DATA FOR THIS EXERCISE.
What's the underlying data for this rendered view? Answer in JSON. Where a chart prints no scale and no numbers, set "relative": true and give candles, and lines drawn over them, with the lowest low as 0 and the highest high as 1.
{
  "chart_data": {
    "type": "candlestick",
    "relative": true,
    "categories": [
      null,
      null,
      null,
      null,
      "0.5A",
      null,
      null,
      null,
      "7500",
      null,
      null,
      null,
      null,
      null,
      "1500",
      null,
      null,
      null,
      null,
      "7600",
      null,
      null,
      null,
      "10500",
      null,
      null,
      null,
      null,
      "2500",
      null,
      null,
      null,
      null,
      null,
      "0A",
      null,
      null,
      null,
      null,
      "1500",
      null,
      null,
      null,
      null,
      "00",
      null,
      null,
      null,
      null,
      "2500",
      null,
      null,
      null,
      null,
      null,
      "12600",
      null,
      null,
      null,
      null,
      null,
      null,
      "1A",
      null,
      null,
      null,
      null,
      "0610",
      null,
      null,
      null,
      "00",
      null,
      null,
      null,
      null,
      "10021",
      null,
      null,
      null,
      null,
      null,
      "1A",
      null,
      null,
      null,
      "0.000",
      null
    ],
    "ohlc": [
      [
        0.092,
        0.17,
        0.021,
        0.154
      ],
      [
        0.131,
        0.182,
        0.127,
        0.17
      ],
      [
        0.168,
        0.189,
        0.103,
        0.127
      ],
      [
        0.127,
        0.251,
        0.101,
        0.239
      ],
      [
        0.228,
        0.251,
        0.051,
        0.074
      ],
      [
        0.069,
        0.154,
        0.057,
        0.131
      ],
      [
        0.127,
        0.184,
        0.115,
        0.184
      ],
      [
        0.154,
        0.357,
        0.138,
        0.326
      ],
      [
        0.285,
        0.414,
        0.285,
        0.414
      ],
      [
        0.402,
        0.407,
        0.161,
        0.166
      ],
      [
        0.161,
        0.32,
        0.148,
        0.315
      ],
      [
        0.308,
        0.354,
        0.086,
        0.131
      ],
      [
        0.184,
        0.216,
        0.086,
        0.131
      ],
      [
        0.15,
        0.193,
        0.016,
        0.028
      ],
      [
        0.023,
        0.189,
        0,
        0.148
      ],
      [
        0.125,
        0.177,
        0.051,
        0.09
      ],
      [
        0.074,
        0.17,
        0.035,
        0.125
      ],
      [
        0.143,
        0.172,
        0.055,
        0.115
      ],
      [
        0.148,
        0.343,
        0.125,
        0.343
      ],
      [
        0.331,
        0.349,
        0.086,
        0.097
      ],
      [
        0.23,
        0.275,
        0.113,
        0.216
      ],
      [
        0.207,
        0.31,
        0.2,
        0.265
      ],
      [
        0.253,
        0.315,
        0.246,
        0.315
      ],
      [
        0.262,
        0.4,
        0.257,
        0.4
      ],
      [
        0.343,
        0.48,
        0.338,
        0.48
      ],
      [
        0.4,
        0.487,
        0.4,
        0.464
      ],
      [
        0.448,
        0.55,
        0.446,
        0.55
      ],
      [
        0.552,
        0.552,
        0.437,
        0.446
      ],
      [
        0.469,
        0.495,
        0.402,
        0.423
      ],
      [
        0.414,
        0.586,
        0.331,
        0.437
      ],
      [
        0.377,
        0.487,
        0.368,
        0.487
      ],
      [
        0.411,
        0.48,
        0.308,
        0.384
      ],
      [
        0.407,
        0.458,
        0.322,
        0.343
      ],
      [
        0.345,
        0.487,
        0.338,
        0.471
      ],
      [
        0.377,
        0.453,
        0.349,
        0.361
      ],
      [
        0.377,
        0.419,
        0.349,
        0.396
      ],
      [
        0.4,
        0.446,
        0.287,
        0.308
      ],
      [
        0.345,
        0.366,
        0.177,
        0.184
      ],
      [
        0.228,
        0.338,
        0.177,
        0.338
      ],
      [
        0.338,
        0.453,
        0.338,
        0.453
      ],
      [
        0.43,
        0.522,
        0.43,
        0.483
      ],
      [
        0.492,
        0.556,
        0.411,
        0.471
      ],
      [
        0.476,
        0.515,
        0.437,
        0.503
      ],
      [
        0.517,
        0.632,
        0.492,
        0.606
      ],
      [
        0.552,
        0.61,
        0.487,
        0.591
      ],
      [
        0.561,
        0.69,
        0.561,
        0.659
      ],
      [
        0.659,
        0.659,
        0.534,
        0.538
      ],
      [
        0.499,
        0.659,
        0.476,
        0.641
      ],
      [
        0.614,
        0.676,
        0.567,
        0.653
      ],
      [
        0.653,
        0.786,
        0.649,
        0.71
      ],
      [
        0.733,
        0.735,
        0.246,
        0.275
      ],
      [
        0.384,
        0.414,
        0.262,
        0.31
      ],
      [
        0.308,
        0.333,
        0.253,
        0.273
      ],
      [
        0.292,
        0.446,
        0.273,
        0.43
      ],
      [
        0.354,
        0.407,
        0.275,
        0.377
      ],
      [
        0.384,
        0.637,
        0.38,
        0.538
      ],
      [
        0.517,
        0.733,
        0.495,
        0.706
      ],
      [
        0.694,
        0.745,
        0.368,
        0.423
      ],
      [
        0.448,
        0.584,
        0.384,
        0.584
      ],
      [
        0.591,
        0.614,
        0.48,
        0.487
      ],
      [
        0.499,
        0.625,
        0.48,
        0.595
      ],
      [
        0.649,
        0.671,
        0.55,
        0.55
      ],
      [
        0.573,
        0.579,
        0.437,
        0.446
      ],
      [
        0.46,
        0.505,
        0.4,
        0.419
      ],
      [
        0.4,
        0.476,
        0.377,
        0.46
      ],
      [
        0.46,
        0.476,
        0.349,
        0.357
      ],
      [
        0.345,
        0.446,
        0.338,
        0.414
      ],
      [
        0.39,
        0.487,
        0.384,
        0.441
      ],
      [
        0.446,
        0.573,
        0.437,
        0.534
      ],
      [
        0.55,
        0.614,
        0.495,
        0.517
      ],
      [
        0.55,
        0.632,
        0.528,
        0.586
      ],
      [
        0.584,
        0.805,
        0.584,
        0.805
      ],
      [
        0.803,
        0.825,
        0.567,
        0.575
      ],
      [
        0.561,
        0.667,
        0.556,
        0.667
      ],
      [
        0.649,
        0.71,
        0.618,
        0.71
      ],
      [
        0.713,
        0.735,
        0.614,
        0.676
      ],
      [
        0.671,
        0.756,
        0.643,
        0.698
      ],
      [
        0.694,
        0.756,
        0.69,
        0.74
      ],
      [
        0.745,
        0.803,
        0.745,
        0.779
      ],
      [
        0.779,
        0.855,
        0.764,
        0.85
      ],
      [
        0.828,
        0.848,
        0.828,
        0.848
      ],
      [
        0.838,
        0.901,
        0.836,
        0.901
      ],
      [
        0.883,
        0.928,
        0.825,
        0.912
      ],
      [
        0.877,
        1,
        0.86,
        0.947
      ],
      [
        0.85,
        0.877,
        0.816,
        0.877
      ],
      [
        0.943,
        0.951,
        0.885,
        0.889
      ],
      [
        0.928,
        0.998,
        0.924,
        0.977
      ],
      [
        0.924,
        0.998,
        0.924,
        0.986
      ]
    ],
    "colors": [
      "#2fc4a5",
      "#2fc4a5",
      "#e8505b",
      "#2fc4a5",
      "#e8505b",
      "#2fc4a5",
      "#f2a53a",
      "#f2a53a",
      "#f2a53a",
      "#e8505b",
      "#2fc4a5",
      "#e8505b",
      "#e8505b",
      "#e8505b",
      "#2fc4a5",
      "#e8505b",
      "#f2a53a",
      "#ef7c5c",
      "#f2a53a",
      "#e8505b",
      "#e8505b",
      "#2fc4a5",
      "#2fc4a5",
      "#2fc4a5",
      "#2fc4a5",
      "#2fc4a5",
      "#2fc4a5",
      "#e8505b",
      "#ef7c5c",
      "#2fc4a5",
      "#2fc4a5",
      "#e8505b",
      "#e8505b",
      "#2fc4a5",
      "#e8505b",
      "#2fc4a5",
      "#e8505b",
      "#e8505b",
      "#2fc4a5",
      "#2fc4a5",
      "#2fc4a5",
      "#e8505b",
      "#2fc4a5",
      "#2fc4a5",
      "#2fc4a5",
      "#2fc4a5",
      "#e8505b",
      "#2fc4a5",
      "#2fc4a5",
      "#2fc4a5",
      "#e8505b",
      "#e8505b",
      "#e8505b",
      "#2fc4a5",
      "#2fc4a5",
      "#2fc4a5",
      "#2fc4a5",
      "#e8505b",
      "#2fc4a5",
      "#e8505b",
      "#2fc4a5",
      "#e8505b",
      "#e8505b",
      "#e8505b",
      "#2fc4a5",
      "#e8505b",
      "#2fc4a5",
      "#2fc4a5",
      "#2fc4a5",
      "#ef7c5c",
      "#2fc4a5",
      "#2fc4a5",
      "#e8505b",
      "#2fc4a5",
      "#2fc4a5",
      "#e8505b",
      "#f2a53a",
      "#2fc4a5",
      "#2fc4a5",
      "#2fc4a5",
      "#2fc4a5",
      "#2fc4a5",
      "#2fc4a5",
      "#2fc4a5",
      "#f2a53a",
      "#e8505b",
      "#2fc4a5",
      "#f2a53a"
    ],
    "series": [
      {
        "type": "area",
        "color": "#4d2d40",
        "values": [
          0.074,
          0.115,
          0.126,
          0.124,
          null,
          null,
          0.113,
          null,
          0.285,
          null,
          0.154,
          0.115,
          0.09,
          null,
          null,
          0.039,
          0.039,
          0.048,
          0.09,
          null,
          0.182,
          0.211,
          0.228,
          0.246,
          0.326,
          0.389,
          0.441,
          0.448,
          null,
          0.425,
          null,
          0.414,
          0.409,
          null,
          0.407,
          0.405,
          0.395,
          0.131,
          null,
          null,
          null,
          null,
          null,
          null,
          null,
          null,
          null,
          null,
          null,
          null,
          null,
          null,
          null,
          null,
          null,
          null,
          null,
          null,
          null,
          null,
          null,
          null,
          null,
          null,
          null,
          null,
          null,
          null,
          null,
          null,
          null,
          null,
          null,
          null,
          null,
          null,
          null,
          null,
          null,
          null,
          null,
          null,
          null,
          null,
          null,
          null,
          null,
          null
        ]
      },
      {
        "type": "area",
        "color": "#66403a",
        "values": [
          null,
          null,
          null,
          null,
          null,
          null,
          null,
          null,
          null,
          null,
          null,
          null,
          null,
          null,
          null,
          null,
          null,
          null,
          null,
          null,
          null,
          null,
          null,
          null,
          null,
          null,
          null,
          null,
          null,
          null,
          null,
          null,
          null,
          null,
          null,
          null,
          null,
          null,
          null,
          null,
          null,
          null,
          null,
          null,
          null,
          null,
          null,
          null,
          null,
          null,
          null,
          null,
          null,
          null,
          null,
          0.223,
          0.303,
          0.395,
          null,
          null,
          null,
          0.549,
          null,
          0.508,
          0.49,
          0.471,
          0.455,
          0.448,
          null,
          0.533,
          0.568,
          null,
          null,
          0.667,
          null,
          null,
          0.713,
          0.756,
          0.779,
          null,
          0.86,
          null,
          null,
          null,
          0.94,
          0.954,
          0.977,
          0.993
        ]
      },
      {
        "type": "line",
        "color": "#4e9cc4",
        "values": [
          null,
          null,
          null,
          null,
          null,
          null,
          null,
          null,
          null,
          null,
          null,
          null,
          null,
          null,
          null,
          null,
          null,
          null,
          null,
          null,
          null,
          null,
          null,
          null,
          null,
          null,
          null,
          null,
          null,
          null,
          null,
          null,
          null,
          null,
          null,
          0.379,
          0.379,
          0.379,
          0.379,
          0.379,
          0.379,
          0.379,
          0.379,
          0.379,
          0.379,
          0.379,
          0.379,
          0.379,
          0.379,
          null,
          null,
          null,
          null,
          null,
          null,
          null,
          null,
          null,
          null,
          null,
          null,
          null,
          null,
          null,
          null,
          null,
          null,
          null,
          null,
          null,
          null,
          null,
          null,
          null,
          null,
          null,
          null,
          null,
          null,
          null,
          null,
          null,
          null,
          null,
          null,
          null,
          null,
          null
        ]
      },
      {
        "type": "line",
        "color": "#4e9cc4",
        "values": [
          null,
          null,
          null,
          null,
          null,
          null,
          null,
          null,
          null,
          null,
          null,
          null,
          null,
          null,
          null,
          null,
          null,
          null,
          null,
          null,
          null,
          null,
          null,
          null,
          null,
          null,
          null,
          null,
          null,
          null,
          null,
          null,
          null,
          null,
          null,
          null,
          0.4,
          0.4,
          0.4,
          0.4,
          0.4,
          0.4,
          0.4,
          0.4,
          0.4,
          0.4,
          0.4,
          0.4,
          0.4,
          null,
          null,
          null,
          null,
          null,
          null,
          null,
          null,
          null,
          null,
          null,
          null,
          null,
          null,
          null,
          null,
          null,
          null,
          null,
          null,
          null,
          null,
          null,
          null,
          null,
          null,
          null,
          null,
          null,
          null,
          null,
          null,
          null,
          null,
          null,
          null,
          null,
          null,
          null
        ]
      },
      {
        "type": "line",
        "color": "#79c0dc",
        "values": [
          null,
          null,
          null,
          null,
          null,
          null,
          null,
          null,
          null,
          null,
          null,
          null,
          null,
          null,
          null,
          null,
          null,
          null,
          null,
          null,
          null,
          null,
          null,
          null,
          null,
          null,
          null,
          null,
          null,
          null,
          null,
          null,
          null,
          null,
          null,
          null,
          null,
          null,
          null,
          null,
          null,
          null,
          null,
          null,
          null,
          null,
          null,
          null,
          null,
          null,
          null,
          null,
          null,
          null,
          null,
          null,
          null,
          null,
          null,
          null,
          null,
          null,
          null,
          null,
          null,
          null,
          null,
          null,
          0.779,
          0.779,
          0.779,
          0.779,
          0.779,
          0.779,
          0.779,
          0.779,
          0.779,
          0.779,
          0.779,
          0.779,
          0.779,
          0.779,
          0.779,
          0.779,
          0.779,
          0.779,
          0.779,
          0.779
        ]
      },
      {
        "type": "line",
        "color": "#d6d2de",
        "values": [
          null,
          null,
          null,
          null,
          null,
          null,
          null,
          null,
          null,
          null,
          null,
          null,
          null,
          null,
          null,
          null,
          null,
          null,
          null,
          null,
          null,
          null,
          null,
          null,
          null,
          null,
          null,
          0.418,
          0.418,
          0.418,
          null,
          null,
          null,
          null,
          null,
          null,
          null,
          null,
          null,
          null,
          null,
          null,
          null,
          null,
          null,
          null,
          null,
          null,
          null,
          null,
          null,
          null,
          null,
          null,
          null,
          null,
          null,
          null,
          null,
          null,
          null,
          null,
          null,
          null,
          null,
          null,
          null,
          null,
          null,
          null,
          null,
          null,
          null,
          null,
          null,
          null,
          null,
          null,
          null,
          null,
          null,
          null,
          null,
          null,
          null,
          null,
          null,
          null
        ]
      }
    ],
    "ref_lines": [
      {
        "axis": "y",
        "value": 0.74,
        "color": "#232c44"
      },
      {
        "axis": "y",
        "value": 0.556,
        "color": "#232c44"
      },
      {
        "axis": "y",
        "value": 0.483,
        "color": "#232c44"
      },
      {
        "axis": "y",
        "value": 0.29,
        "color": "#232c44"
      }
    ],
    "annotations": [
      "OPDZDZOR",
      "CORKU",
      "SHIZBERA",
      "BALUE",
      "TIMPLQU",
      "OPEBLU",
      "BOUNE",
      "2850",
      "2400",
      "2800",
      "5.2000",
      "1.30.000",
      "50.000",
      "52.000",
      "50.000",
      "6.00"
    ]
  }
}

GOAL. State how many lines include the string "relative", and nothing more.

OUTPUT. 2